Gather up every line from the entries below that uses the word "color".
·····
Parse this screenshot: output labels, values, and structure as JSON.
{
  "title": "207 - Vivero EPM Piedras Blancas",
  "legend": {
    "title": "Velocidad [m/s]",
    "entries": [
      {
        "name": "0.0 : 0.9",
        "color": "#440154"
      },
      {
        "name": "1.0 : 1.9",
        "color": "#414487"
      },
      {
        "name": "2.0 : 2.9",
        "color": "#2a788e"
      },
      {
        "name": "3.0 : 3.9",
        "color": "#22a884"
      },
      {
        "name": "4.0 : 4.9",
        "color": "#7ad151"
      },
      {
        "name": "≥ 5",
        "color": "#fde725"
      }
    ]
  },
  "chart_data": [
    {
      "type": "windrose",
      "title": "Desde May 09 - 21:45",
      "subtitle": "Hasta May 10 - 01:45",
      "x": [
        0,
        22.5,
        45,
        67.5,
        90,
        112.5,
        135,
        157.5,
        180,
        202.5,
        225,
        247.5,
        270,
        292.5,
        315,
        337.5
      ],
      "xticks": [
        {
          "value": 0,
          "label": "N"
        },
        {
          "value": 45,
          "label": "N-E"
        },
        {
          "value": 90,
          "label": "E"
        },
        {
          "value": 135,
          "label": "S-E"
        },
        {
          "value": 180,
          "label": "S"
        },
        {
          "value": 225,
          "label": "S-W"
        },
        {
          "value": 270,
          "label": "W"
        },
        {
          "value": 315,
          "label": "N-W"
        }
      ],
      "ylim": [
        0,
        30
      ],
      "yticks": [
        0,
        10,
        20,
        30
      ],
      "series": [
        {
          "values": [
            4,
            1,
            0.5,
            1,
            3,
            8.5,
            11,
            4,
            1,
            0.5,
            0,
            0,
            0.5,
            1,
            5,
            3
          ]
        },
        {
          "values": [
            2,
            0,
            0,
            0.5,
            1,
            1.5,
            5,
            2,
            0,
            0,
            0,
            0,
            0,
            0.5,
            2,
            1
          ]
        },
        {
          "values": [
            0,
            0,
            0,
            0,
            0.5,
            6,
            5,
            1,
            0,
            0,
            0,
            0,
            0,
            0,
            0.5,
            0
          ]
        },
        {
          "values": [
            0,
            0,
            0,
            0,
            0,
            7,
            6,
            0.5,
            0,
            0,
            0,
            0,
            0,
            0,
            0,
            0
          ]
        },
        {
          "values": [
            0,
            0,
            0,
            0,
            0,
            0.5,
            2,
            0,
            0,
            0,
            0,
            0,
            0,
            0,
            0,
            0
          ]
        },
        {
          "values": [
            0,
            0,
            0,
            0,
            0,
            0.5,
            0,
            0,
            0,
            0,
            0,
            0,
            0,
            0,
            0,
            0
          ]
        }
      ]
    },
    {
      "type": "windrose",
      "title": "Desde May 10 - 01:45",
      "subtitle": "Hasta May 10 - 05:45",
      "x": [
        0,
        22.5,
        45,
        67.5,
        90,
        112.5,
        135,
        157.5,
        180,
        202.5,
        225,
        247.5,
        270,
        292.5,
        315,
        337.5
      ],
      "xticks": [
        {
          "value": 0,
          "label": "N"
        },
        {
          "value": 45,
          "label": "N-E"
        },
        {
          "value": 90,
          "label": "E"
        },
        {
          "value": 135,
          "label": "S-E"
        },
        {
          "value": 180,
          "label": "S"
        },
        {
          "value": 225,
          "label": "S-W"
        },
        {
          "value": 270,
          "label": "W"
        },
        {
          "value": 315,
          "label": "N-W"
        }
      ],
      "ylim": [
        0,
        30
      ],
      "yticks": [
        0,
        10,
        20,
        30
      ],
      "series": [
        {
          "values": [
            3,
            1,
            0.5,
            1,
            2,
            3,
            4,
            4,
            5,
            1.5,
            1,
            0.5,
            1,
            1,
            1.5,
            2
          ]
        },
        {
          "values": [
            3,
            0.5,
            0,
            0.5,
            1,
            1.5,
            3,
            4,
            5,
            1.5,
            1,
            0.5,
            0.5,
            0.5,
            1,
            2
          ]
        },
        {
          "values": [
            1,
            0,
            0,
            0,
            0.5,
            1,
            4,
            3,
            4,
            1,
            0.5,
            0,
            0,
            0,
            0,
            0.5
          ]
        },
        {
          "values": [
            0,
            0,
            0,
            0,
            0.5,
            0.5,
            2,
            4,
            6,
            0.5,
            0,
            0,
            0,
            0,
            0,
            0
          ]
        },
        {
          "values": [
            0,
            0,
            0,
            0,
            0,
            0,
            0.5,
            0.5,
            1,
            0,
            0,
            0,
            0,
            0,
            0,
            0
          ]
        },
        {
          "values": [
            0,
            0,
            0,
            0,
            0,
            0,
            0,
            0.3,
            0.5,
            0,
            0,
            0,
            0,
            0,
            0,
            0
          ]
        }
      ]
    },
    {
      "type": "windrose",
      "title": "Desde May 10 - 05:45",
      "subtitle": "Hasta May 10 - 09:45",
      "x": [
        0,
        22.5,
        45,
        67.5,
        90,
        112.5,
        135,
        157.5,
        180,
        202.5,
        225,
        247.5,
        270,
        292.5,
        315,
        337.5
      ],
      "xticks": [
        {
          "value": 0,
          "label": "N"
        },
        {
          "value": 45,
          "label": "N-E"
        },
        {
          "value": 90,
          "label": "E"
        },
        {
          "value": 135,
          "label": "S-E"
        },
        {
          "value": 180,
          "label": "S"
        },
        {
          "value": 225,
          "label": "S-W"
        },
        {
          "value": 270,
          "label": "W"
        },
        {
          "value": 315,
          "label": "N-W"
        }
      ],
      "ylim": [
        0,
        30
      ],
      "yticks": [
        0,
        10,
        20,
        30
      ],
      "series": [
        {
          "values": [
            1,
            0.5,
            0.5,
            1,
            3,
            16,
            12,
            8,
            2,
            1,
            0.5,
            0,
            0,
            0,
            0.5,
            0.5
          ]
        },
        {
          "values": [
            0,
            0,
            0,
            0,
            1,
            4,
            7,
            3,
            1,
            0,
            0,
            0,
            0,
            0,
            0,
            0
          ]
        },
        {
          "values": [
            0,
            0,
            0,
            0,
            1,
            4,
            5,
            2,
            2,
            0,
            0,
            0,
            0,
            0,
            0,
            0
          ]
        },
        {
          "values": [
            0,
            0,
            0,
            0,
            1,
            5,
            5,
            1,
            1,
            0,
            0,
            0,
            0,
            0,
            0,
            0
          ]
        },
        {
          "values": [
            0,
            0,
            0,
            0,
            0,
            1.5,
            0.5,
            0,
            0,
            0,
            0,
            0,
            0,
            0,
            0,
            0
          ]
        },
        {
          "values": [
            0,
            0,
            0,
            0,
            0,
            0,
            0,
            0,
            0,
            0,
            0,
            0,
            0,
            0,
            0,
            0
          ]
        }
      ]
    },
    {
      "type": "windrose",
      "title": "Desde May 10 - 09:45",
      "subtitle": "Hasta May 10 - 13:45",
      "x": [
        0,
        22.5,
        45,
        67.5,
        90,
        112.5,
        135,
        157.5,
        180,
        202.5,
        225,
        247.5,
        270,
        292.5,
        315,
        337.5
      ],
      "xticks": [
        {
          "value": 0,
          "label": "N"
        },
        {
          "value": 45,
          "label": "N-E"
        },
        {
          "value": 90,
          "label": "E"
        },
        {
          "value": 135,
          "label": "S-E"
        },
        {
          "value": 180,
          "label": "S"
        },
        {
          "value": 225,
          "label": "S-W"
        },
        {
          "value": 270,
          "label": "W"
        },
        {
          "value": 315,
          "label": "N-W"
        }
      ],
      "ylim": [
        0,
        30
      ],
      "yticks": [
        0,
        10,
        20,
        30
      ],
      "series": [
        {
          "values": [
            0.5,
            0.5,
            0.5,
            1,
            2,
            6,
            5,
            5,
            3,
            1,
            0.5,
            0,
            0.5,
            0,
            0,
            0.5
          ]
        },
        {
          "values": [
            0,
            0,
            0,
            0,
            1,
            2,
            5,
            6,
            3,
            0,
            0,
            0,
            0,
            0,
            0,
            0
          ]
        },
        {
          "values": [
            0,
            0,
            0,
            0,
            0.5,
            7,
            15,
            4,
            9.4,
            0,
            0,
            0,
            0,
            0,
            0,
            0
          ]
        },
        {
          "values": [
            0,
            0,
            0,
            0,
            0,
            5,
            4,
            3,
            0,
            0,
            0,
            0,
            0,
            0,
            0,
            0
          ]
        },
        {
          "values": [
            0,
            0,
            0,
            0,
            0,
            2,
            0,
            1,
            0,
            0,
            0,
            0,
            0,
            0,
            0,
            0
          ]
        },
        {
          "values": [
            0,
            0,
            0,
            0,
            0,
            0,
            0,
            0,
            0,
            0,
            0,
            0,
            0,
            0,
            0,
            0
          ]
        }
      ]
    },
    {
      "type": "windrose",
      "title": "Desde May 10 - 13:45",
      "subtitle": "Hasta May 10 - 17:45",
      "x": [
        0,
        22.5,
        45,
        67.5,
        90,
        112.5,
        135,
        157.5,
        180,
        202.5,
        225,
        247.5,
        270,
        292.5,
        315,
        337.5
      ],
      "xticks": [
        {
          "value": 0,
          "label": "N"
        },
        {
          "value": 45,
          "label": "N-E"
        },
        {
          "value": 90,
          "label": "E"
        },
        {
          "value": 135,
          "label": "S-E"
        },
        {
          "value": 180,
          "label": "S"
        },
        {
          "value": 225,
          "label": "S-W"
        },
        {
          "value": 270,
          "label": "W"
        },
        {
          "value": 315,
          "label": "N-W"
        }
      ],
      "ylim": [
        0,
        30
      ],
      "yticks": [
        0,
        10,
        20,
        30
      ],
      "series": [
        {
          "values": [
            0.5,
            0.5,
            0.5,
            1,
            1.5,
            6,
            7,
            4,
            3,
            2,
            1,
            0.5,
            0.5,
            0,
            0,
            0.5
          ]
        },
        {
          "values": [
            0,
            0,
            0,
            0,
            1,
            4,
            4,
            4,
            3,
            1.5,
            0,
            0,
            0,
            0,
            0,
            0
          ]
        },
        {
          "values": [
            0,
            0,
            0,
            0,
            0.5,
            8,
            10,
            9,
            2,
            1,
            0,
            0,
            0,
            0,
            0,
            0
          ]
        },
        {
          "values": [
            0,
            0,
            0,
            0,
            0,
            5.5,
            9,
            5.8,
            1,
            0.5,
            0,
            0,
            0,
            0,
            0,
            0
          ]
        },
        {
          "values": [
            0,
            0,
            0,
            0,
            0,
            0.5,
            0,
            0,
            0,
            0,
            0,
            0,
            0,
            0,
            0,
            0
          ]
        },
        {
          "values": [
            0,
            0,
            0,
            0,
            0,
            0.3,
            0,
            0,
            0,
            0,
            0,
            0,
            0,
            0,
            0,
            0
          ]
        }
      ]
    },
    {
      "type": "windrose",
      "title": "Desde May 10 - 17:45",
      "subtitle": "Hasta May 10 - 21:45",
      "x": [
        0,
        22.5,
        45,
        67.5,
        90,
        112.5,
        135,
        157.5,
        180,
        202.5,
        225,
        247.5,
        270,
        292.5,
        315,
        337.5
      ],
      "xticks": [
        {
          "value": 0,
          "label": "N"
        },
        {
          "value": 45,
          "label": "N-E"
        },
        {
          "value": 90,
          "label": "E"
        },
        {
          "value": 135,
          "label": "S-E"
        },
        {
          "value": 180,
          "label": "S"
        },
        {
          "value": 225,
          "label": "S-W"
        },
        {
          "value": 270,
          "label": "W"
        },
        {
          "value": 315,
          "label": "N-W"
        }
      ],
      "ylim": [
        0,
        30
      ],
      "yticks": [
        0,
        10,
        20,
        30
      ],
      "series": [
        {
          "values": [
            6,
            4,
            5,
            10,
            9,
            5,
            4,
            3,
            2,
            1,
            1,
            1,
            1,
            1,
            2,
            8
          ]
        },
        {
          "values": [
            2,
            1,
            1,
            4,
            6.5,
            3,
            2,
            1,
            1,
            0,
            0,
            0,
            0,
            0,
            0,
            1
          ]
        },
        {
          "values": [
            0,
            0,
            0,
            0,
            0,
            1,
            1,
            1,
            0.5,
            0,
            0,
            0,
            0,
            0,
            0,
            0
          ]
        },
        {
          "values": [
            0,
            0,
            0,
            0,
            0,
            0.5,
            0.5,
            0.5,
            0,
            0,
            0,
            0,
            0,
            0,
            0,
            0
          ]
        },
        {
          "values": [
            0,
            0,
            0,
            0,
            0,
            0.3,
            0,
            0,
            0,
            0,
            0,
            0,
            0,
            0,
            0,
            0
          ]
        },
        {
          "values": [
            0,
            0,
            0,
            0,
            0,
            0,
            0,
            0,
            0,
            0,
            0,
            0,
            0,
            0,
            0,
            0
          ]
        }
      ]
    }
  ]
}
·····
Answer in full:
        "color": "#440154"
        "color": "#414487"
        "color": "#2a788e"
        "color": "#22a884"
        "color": "#7ad151"
        "color": "#fde725"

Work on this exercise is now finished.